__TO DO__:
Report how many lines of these entries hold the string "wellbeing"; reply with the number alone.

[[ SUPPLIED INFORMATION open ]]

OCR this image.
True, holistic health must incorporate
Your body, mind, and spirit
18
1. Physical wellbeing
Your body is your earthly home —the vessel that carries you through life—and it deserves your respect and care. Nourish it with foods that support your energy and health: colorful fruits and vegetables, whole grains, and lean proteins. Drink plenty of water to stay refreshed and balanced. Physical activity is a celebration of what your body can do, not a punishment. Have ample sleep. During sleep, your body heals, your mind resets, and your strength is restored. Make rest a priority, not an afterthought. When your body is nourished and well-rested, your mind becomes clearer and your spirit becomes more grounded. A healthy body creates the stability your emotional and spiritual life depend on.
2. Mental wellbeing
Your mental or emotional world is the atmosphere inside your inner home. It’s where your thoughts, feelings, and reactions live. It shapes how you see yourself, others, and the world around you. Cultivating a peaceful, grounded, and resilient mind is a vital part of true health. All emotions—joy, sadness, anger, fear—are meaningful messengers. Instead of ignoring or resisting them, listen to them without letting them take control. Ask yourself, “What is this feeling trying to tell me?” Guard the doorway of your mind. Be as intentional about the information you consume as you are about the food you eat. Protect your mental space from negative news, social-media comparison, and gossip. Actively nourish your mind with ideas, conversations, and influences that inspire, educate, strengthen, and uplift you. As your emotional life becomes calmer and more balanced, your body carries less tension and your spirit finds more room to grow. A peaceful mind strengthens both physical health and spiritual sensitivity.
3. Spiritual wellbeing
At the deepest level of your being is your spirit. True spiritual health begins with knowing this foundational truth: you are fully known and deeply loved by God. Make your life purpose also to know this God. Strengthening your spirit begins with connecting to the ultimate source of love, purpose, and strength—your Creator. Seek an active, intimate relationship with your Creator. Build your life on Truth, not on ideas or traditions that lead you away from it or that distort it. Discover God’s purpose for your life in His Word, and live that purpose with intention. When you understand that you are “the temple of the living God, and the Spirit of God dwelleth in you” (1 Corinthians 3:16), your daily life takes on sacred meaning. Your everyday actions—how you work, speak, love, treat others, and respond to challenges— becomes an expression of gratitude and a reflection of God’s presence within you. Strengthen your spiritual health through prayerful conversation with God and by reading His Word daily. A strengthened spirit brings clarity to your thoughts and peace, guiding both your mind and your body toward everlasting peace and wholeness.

[[ SUPPLIED INFORMATION closed ]]

__OUTPUT OF THE TASK__:
3